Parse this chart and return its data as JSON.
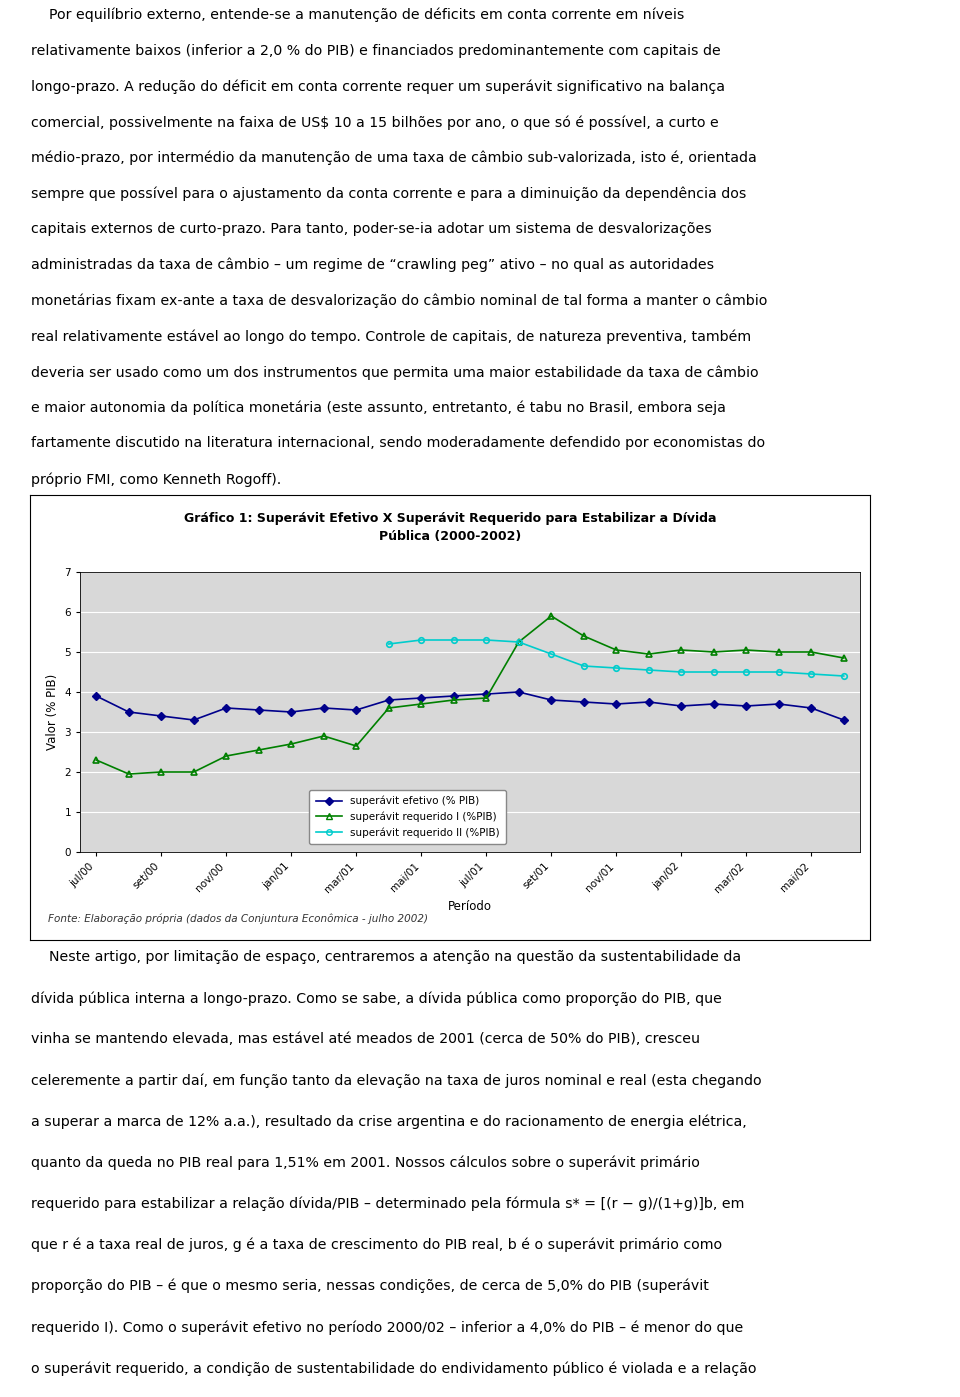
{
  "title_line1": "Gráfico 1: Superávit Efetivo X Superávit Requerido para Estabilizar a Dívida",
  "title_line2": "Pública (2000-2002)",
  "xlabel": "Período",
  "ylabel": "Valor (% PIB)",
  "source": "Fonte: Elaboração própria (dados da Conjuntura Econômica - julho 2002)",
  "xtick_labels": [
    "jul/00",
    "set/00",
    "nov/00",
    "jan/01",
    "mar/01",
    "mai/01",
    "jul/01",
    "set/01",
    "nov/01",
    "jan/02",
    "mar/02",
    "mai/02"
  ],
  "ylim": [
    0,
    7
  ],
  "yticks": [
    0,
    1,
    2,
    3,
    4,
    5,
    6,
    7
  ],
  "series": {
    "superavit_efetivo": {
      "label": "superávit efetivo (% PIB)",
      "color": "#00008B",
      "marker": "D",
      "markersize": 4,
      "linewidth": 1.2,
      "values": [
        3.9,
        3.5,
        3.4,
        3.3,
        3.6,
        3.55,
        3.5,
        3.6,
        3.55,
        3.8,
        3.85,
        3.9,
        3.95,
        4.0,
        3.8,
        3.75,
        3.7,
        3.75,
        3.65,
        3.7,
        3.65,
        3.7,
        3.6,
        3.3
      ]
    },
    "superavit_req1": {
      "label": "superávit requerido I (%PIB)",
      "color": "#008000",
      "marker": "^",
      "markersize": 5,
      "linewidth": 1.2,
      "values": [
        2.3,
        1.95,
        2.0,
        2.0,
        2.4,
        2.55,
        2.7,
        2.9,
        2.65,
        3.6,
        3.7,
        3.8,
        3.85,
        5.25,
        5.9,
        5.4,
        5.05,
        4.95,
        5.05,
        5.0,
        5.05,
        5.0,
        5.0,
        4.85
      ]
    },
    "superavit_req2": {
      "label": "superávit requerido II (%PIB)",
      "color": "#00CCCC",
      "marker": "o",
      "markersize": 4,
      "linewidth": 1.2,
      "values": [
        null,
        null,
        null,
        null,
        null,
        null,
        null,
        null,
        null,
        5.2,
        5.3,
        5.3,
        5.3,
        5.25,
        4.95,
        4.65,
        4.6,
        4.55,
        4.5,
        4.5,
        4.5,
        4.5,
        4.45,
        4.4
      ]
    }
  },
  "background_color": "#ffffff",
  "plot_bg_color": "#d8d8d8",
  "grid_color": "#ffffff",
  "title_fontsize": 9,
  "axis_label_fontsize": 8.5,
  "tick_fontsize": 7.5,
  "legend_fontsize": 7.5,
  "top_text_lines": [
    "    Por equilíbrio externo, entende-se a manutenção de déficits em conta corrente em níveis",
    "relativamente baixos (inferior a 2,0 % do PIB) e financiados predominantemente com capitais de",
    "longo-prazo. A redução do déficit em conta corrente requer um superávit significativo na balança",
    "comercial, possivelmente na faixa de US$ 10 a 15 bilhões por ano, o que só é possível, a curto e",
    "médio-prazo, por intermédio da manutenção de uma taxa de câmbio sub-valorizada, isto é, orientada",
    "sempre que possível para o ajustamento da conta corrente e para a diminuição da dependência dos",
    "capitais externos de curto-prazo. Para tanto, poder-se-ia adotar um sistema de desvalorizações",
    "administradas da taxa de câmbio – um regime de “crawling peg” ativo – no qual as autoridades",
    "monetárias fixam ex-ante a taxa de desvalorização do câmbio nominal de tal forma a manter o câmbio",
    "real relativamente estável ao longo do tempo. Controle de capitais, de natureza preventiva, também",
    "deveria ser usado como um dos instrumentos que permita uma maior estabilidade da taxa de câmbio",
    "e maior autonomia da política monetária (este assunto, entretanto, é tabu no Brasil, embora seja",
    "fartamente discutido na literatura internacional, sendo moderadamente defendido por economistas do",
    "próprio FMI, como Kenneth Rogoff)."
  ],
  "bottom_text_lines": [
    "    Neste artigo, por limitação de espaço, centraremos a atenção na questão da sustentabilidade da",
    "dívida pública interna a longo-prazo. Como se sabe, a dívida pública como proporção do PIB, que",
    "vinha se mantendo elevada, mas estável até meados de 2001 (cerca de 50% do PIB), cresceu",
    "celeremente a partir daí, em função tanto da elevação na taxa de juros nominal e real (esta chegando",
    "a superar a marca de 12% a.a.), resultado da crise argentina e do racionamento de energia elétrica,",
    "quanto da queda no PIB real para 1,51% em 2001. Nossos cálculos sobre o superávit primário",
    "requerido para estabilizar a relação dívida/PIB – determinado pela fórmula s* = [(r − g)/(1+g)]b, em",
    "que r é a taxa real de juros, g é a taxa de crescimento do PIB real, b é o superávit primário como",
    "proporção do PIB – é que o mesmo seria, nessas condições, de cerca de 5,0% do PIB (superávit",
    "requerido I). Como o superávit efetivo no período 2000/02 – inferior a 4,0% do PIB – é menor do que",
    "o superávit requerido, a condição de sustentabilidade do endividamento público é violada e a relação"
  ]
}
-- -- --
Drop the images and repeat the data exactly.

## Exercise result
Parse this chart and return its data as JSON.
{
  "title_line1": "Gráfico 1: Superávit Efetivo X Superávit Requerido para Estabilizar a Dívida",
  "title_line2": "Pública (2000-2002)",
  "xlabel": "Período",
  "ylabel": "Valor (% PIB)",
  "source": "Fonte: Elaboração própria (dados da Conjuntura Econômica - julho 2002)",
  "xtick_labels": [
    "jul/00",
    "set/00",
    "nov/00",
    "jan/01",
    "mar/01",
    "mai/01",
    "jul/01",
    "set/01",
    "nov/01",
    "jan/02",
    "mar/02",
    "mai/02"
  ],
  "ylim": [
    0,
    7
  ],
  "yticks": [
    0,
    1,
    2,
    3,
    4,
    5,
    6,
    7
  ],
  "series": {
    "superavit_efetivo": {
      "label": "superávit efetivo (% PIB)",
      "color": "#00008B",
      "marker": "D",
      "markersize": 4,
      "linewidth": 1.2,
      "values": [
        3.9,
        3.5,
        3.4,
        3.3,
        3.6,
        3.55,
        3.5,
        3.6,
        3.55,
        3.8,
        3.85,
        3.9,
        3.95,
        4.0,
        3.8,
        3.75,
        3.7,
        3.75,
        3.65,
        3.7,
        3.65,
        3.7,
        3.6,
        3.3
      ]
    },
    "superavit_req1": {
      "label": "superávit requerido I (%PIB)",
      "color": "#008000",
      "marker": "^",
      "markersize": 5,
      "linewidth": 1.2,
      "values": [
        2.3,
        1.95,
        2.0,
        2.0,
        2.4,
        2.55,
        2.7,
        2.9,
        2.65,
        3.6,
        3.7,
        3.8,
        3.85,
        5.25,
        5.9,
        5.4,
        5.05,
        4.95,
        5.05,
        5.0,
        5.05,
        5.0,
        5.0,
        4.85
      ]
    },
    "superavit_req2": {
      "label": "superávit requerido II (%PIB)",
      "color": "#00CCCC",
      "marker": "o",
      "markersize": 4,
      "linewidth": 1.2,
      "values": [
        null,
        null,
        null,
        null,
        null,
        null,
        null,
        null,
        null,
        5.2,
        5.3,
        5.3,
        5.3,
        5.25,
        4.95,
        4.65,
        4.6,
        4.55,
        4.5,
        4.5,
        4.5,
        4.5,
        4.45,
        4.4
      ]
    }
  },
  "background_color": "#ffffff",
  "plot_bg_color": "#d8d8d8",
  "grid_color": "#ffffff",
  "title_fontsize": 9,
  "axis_label_fontsize": 8.5,
  "tick_fontsize": 7.5,
  "legend_fontsize": 7.5,
  "top_text_lines": [
    "    Por equilíbrio externo, entende-se a manutenção de déficits em conta corrente em níveis",
    "relativamente baixos (inferior a 2,0 % do PIB) e financiados predominantemente com capitais de",
    "longo-prazo. A redução do déficit em conta corrente requer um superávit significativo na balança",
    "comercial, possivelmente na faixa de US$ 10 a 15 bilhões por ano, o que só é possível, a curto e",
    "médio-prazo, por intermédio da manutenção de uma taxa de câmbio sub-valorizada, isto é, orientada",
    "sempre que possível para o ajustamento da conta corrente e para a diminuição da dependência dos",
    "capitais externos de curto-prazo. Para tanto, poder-se-ia adotar um sistema de desvalorizações",
    "administradas da taxa de câmbio – um regime de “crawling peg” ativo – no qual as autoridades",
    "monetárias fixam ex-ante a taxa de desvalorização do câmbio nominal de tal forma a manter o câmbio",
    "real relativamente estável ao longo do tempo. Controle de capitais, de natureza preventiva, também",
    "deveria ser usado como um dos instrumentos que permita uma maior estabilidade da taxa de câmbio",
    "e maior autonomia da política monetária (este assunto, entretanto, é tabu no Brasil, embora seja",
    "fartamente discutido na literatura internacional, sendo moderadamente defendido por economistas do",
    "próprio FMI, como Kenneth Rogoff)."
  ],
  "bottom_text_lines": [
    "    Neste artigo, por limitação de espaço, centraremos a atenção na questão da sustentabilidade da",
    "dívida pública interna a longo-prazo. Como se sabe, a dívida pública como proporção do PIB, que",
    "vinha se mantendo elevada, mas estável até meados de 2001 (cerca de 50% do PIB), cresceu",
    "celeremente a partir daí, em função tanto da elevação na taxa de juros nominal e real (esta chegando",
    "a superar a marca de 12% a.a.), resultado da crise argentina e do racionamento de energia elétrica,",
    "quanto da queda no PIB real para 1,51% em 2001. Nossos cálculos sobre o superávit primário",
    "requerido para estabilizar a relação dívida/PIB – determinado pela fórmula s* = [(r − g)/(1+g)]b, em",
    "que r é a taxa real de juros, g é a taxa de crescimento do PIB real, b é o superávit primário como",
    "proporção do PIB – é que o mesmo seria, nessas condições, de cerca de 5,0% do PIB (superávit",
    "requerido I). Como o superávit efetivo no período 2000/02 – inferior a 4,0% do PIB – é menor do que",
    "o superávit requerido, a condição de sustentabilidade do endividamento público é violada e a relação"
  ]
}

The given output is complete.